* begin *

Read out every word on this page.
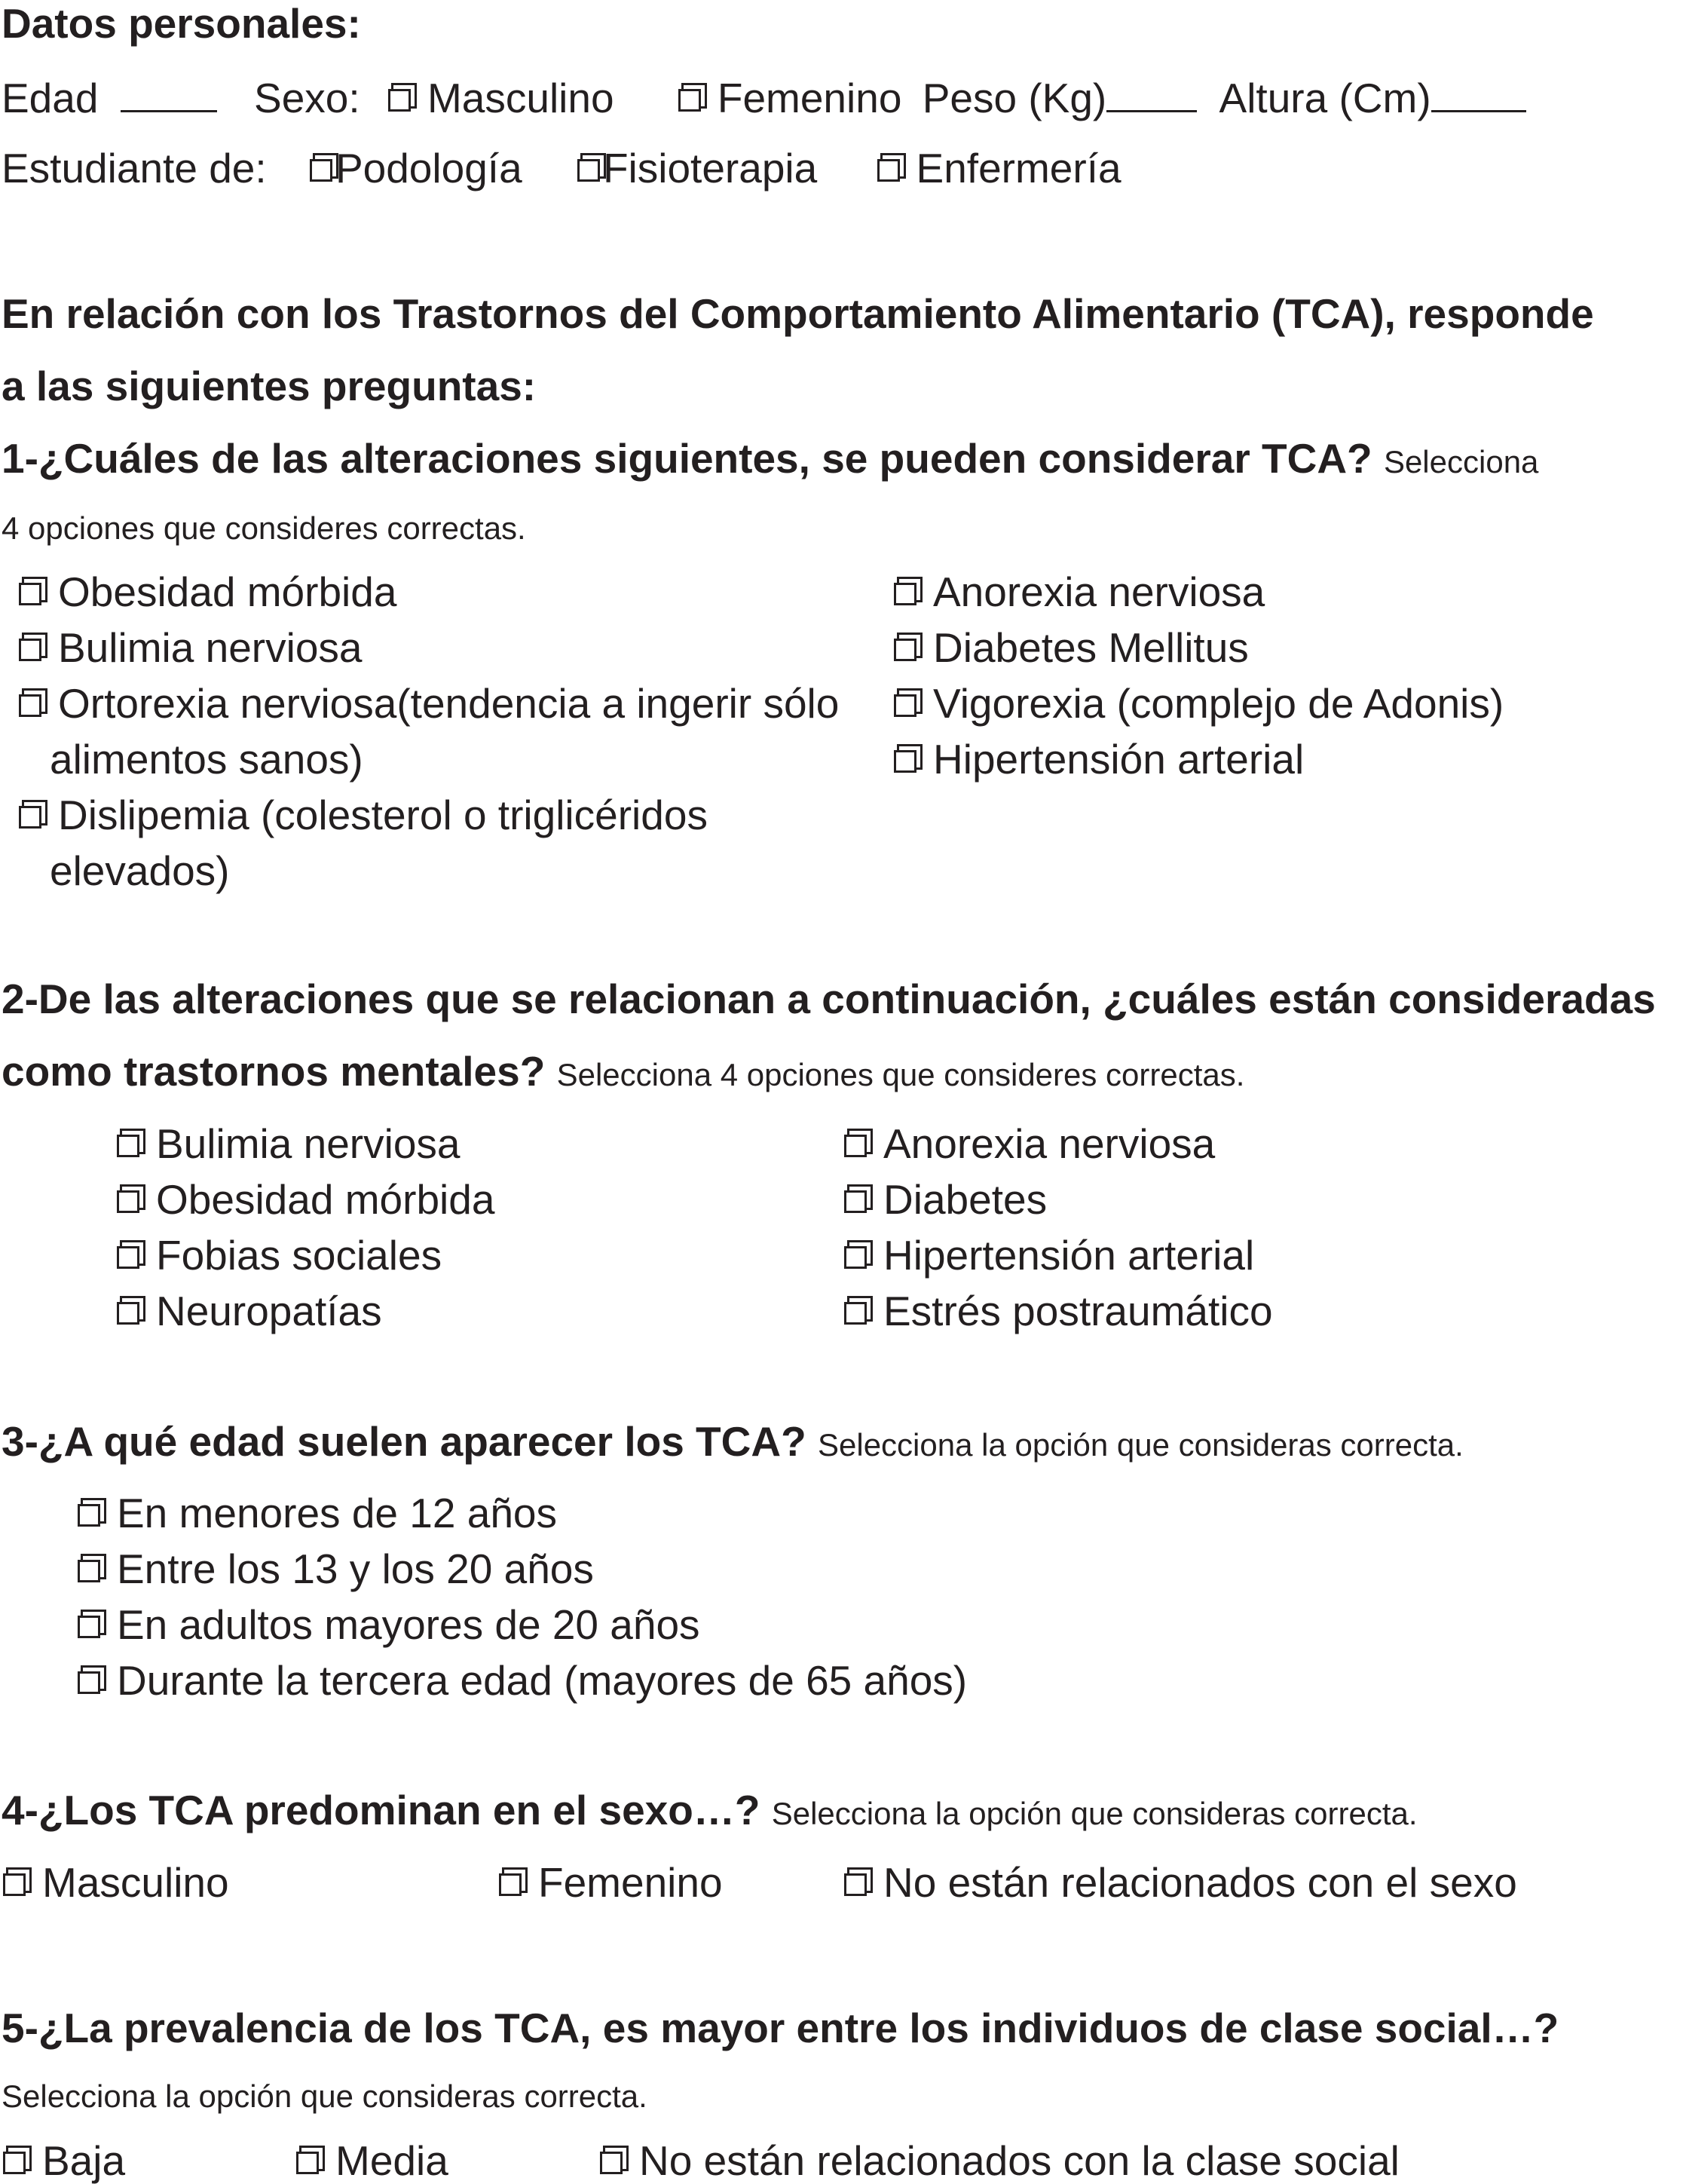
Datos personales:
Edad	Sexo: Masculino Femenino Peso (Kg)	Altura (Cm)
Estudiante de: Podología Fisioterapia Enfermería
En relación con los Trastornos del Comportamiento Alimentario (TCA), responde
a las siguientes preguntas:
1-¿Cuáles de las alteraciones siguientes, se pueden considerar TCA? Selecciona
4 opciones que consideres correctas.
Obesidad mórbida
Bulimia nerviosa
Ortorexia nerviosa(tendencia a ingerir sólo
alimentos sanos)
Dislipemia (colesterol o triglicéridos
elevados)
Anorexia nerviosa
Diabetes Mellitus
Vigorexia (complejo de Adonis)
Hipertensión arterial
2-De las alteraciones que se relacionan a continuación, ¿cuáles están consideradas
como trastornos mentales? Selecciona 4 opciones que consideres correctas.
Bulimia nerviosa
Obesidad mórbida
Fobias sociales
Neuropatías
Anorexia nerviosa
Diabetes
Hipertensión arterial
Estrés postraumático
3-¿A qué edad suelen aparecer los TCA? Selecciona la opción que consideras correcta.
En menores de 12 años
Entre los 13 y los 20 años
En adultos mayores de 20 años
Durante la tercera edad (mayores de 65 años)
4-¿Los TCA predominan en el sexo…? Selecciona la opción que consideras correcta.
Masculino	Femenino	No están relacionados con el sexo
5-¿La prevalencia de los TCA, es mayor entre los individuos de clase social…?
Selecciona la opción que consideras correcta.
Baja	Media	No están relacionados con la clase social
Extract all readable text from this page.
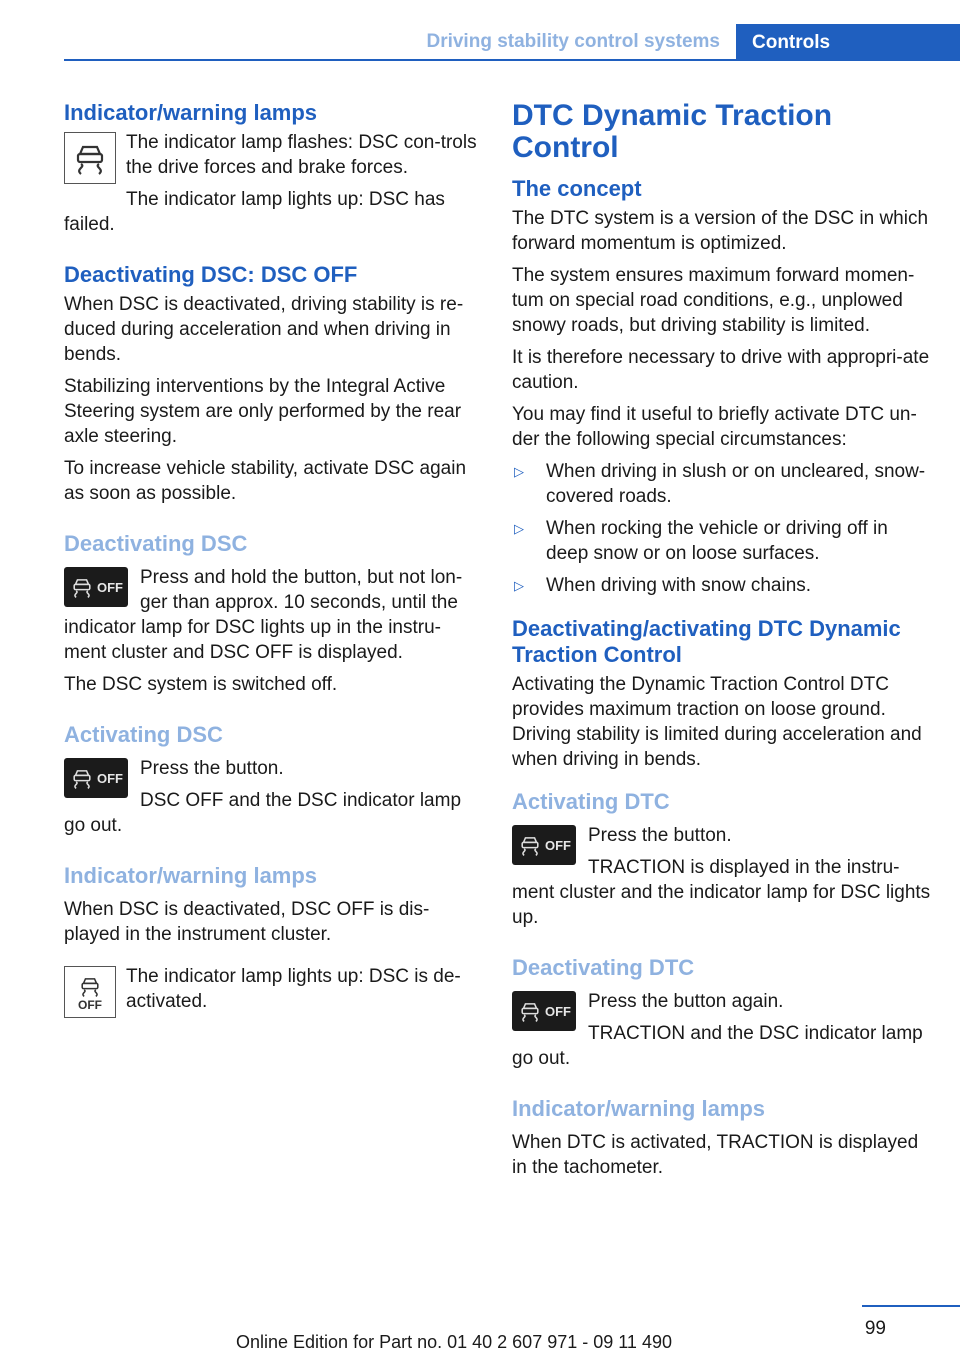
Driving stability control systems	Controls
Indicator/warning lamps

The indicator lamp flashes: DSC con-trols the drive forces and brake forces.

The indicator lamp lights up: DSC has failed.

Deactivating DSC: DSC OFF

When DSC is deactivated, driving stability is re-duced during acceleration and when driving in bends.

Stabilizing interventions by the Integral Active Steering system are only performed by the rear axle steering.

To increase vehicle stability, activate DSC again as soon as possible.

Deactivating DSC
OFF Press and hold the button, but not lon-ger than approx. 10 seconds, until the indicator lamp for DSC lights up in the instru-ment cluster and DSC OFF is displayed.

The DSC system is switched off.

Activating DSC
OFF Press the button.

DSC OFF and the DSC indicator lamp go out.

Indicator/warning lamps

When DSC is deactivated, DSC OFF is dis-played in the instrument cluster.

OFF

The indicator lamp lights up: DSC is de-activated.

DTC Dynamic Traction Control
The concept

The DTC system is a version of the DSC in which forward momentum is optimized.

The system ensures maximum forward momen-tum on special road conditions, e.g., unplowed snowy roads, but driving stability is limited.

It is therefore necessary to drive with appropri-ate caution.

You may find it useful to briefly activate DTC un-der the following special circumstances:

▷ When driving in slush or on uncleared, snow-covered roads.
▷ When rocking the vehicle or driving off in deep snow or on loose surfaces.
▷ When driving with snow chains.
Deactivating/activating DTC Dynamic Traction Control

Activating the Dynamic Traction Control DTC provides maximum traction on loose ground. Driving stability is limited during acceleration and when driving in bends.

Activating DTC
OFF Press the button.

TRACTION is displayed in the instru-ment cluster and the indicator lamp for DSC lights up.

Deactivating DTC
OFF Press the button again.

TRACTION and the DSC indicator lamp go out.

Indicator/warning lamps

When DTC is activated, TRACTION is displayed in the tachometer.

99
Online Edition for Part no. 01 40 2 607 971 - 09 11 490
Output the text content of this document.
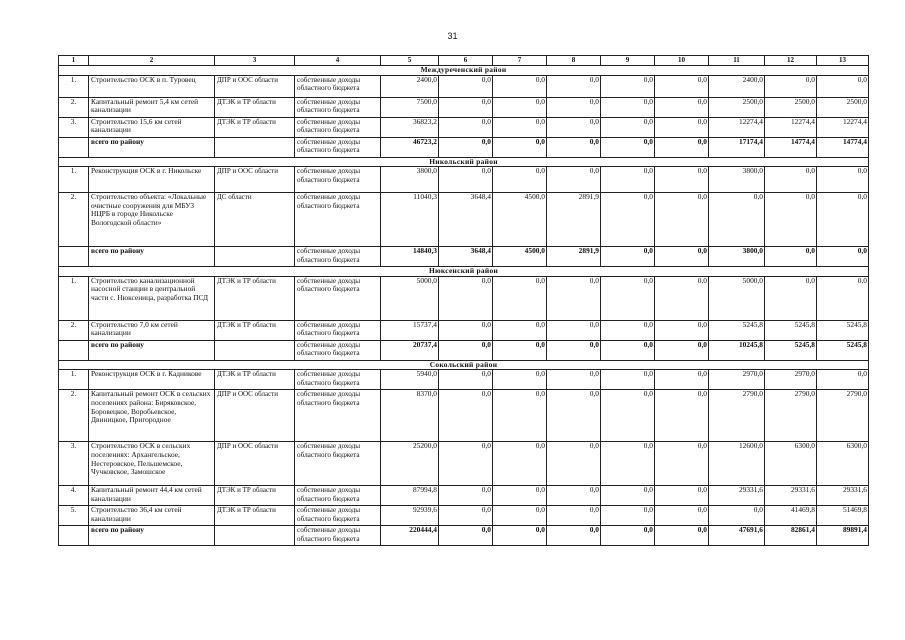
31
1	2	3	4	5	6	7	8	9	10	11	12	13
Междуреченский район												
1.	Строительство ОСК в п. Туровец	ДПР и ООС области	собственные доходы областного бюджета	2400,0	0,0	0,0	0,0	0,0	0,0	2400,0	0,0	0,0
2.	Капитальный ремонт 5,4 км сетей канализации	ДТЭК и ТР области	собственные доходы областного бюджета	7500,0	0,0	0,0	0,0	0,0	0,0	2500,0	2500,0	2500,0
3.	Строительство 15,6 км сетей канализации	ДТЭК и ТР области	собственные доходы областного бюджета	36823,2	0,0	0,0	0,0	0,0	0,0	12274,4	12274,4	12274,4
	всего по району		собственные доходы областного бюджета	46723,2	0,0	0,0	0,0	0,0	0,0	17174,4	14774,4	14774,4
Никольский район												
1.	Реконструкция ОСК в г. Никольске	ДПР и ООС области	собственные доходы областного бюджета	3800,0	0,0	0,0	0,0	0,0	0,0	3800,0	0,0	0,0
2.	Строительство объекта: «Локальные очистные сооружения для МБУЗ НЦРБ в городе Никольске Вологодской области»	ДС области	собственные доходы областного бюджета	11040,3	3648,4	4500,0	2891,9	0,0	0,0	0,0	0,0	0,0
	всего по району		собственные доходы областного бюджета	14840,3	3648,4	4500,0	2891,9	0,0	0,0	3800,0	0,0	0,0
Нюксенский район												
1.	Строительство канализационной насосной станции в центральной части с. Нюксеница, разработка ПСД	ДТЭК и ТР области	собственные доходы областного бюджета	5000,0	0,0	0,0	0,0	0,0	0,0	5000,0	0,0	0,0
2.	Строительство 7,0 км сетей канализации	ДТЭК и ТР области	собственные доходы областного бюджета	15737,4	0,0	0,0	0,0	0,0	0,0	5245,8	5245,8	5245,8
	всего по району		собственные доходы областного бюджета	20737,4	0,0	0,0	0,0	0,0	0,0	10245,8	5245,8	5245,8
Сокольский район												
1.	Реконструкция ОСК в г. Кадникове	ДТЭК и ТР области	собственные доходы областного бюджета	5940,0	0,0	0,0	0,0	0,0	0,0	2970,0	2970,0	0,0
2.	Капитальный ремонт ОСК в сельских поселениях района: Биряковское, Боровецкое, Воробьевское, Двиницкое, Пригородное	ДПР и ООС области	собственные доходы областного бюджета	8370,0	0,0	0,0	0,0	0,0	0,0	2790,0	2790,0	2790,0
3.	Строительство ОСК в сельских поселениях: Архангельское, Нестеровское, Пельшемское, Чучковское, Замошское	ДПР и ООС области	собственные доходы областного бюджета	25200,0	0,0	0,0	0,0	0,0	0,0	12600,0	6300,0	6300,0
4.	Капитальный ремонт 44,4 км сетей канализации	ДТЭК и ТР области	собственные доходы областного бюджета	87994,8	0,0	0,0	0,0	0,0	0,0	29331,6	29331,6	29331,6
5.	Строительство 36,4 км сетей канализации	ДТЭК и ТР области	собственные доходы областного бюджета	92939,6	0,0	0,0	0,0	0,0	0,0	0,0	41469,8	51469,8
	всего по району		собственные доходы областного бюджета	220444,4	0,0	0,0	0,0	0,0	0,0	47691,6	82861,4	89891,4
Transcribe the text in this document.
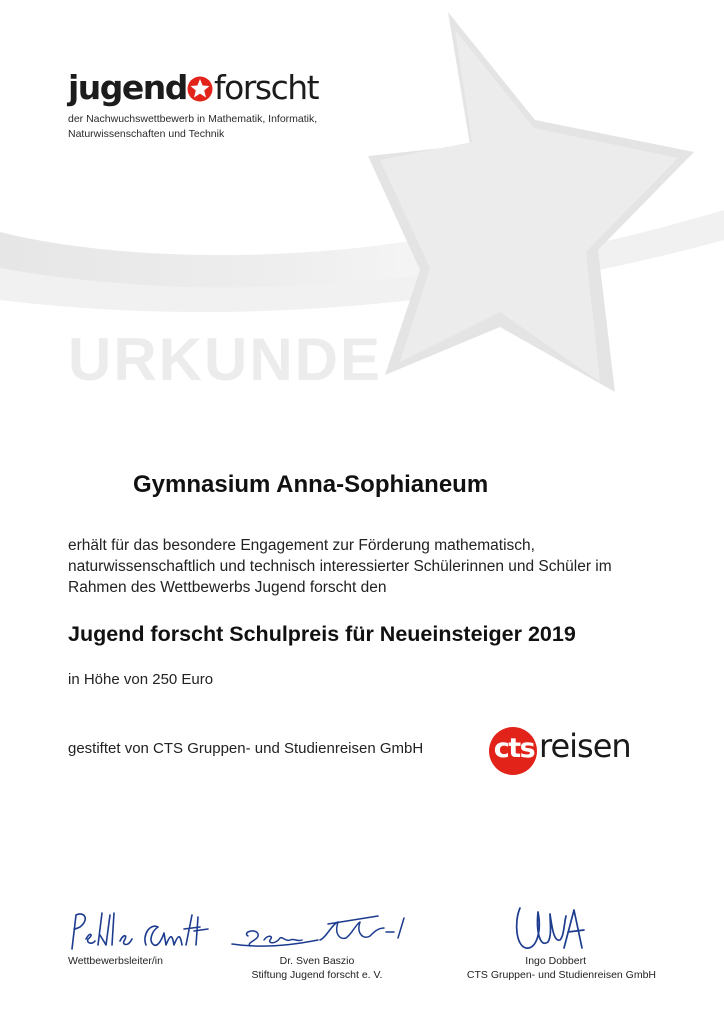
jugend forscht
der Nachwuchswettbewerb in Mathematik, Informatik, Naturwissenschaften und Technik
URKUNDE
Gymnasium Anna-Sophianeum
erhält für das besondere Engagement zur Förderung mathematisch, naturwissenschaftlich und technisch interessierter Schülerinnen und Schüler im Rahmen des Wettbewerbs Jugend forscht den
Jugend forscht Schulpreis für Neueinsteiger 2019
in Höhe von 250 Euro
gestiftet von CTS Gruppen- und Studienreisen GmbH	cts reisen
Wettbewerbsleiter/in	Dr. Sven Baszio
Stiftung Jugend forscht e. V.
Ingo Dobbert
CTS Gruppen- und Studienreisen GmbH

* end *

■ Given problem ■
Drop the pictures, then reproduce exactly the lines from the one with "Transcribe the text in this document." through the final line of the listing.

■ Finished answer ■
Transcribe the text in this document.
jugend forscht
der Nachwuchswettbewerb in Mathematik, Informatik, Naturwissenschaften und Technik
URKUNDE
Gymnasium Anna-Sophianeum
erhält für das besondere Engagement zur Förderung mathematisch, naturwissenschaftlich und technisch interessierter Schülerinnen und Schüler im Rahmen des Wettbewerbs Jugend forscht den
Jugend forscht Schulpreis für Neueinsteiger 2019
in Höhe von 250 Euro
gestiftet von CTS Gruppen- und Studienreisen GmbH	cts reisen
Wettbewerbsleiter/in	Dr. Sven Baszio
Stiftung Jugend forscht e. V.
Ingo Dobbert
CTS Gruppen- und Studienreisen GmbH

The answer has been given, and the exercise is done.